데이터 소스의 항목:
####

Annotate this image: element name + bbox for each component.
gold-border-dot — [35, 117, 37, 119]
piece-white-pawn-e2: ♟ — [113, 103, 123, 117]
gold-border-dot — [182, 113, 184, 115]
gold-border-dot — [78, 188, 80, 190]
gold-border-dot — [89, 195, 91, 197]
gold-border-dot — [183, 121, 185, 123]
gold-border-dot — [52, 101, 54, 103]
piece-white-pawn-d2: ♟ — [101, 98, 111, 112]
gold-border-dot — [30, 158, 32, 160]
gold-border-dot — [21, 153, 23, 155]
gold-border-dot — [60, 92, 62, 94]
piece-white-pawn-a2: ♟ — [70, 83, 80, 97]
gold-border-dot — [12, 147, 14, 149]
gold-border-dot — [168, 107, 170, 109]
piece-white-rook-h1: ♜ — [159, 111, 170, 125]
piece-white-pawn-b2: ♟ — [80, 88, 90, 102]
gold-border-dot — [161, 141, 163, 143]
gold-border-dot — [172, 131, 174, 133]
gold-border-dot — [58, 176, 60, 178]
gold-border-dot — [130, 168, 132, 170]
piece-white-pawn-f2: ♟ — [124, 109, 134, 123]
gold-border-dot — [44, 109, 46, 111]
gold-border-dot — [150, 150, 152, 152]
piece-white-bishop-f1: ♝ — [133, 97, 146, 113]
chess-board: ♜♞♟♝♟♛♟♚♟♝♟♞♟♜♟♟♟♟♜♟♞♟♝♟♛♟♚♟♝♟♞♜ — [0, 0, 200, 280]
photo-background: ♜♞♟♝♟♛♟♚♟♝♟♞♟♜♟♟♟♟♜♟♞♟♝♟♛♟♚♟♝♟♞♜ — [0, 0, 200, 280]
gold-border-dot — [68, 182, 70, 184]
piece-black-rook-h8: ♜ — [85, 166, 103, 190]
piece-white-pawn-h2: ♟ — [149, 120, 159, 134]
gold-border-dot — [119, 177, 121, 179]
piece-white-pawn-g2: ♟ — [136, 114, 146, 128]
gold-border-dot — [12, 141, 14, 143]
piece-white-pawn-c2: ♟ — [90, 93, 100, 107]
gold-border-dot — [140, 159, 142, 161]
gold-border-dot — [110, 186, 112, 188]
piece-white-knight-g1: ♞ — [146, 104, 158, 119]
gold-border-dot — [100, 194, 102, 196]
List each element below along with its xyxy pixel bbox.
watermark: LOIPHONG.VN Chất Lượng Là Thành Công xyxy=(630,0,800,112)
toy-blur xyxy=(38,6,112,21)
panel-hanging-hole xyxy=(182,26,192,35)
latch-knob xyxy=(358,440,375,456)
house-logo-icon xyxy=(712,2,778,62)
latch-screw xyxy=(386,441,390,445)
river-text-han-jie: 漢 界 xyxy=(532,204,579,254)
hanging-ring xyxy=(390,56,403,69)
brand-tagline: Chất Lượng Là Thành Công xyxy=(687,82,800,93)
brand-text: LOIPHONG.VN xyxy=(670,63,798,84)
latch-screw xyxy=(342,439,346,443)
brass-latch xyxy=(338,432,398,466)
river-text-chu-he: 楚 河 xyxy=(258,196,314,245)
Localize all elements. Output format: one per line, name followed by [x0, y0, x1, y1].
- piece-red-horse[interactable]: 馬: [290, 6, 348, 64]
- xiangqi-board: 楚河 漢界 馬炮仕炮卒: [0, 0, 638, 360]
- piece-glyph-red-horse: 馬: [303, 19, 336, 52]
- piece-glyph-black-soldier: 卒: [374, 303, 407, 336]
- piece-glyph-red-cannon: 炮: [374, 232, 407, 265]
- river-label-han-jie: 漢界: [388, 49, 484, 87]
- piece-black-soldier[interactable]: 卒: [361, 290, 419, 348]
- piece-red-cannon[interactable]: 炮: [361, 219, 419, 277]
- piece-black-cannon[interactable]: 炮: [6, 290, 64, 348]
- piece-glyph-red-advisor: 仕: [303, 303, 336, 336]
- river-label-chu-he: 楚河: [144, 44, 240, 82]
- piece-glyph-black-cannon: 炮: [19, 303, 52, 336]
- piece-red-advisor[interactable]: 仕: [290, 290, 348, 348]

####

과제 지시: 항목의 첫 줄에서 시작하여 "gold-border-dot — [52, 101, 54, 103]" 내용이 담긴 줄에서 멈추십시오. 양 끝 줄을 포함한 이 줄들만 한 글자도 바꾸지 말고 옮겨 적으십시오.

결과:
Annotate this image: element name + bbox for each component.
gold-border-dot — [35, 117, 37, 119]
piece-white-pawn-e2: ♟ — [113, 103, 123, 117]
gold-border-dot — [182, 113, 184, 115]
gold-border-dot — [78, 188, 80, 190]
gold-border-dot — [89, 195, 91, 197]
gold-border-dot — [183, 121, 185, 123]
gold-border-dot — [52, 101, 54, 103]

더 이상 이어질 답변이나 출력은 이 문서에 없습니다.